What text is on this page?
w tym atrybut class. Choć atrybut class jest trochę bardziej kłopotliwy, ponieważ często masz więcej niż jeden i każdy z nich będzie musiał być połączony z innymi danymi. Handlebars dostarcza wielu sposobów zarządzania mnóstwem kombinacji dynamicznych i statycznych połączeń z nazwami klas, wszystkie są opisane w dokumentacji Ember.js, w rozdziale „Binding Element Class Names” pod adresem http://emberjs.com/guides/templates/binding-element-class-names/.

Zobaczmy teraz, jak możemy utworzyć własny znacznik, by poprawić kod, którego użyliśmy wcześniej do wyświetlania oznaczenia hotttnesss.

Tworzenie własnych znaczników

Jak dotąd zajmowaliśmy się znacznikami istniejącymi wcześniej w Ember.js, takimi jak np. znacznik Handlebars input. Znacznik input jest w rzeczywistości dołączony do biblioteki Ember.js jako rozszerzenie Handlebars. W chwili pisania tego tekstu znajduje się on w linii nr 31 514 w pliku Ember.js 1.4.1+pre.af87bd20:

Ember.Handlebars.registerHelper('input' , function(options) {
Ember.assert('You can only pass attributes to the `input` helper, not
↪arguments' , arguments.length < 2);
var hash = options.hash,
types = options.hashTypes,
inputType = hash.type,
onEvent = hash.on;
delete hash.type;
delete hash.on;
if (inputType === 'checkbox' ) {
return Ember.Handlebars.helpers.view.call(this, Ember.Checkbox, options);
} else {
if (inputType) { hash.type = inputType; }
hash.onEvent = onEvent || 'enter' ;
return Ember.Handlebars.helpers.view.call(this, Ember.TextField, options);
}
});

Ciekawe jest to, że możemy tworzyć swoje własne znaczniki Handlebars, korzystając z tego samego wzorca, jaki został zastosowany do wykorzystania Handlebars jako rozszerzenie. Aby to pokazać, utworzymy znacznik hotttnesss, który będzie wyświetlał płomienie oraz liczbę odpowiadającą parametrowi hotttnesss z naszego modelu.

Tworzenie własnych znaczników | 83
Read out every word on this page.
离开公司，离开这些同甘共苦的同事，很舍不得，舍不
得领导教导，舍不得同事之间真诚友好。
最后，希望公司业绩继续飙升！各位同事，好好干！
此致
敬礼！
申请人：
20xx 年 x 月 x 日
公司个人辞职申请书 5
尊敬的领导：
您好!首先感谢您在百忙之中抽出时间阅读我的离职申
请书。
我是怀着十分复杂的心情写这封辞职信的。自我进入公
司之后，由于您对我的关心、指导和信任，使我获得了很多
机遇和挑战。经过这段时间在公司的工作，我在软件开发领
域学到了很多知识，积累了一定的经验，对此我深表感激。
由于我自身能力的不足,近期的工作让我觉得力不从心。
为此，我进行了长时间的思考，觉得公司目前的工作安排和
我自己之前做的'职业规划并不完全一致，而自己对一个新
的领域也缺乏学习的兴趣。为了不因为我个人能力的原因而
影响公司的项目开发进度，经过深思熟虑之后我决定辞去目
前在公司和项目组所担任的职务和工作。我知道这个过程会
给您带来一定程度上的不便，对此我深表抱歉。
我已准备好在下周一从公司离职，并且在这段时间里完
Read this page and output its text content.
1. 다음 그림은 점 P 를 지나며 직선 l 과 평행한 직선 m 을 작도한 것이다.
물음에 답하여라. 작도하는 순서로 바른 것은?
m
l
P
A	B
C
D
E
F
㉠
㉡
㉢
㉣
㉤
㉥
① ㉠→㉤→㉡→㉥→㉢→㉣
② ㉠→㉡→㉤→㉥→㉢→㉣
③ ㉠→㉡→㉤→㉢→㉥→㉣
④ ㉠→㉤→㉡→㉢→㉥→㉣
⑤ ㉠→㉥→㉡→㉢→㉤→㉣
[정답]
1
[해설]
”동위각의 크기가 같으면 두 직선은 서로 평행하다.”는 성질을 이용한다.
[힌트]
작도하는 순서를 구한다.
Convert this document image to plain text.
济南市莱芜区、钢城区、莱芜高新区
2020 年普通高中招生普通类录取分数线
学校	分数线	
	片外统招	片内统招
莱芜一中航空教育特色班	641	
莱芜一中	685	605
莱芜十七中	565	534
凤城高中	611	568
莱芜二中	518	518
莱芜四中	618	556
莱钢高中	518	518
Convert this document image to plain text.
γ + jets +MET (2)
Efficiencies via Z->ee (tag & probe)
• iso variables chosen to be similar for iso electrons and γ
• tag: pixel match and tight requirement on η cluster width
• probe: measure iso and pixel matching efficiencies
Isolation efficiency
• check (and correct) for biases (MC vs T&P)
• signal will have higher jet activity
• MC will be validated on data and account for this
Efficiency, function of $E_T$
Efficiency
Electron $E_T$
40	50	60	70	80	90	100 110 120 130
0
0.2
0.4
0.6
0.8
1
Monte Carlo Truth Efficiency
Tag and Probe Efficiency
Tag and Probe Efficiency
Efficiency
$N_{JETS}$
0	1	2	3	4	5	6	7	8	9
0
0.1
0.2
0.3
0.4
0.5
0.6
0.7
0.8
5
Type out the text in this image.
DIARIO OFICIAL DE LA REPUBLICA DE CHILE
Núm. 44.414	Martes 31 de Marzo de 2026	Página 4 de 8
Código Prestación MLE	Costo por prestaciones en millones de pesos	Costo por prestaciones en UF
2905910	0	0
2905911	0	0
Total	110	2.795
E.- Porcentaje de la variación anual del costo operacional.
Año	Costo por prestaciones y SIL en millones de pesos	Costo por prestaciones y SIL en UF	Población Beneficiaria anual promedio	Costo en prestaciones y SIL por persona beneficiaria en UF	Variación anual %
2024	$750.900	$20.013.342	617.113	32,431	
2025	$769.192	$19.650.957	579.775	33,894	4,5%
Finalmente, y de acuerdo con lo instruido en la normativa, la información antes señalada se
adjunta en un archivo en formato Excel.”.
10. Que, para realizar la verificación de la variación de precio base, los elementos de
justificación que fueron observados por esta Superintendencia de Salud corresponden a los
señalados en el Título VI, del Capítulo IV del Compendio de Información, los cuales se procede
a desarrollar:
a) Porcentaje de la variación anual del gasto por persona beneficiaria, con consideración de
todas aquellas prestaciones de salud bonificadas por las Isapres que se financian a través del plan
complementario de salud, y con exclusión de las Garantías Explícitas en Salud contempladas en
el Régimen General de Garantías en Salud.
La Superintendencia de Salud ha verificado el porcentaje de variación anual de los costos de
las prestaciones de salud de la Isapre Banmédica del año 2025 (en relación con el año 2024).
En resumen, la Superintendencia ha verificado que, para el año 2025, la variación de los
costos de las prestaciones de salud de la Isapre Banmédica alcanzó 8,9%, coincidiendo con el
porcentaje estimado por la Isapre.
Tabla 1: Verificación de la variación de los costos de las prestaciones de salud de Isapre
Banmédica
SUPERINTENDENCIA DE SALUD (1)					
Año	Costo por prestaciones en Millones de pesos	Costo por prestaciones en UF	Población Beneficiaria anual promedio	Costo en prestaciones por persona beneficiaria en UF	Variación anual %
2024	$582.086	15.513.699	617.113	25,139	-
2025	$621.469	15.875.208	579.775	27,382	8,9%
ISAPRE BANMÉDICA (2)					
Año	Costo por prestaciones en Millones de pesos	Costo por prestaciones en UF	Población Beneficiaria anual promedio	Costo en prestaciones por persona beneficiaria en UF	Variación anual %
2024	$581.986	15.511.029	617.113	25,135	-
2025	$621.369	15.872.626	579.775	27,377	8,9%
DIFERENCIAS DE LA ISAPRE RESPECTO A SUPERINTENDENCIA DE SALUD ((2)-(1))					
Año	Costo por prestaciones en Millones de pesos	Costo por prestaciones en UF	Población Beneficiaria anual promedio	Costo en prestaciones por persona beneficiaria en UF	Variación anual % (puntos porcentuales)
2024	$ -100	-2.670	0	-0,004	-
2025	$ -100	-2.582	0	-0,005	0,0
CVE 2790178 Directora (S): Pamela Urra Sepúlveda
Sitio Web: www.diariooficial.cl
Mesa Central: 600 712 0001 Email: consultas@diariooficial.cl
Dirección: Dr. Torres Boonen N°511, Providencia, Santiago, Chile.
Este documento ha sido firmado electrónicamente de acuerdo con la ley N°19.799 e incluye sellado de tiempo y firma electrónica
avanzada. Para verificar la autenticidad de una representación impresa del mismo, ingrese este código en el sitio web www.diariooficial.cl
○ ○ ○ ○ ○ ○ ○
Exercise goal:
Look for lines containing the string "acuerdo" and copy them all.

Result of the exercise:
Finalmente, y de acuerdo con lo instruido en la normativa, la información antes señalada se
Este documento ha sido firmado electrónicamente de acuerdo con la ley N°19.799 e incluye sellado de tiempo y firma electrónica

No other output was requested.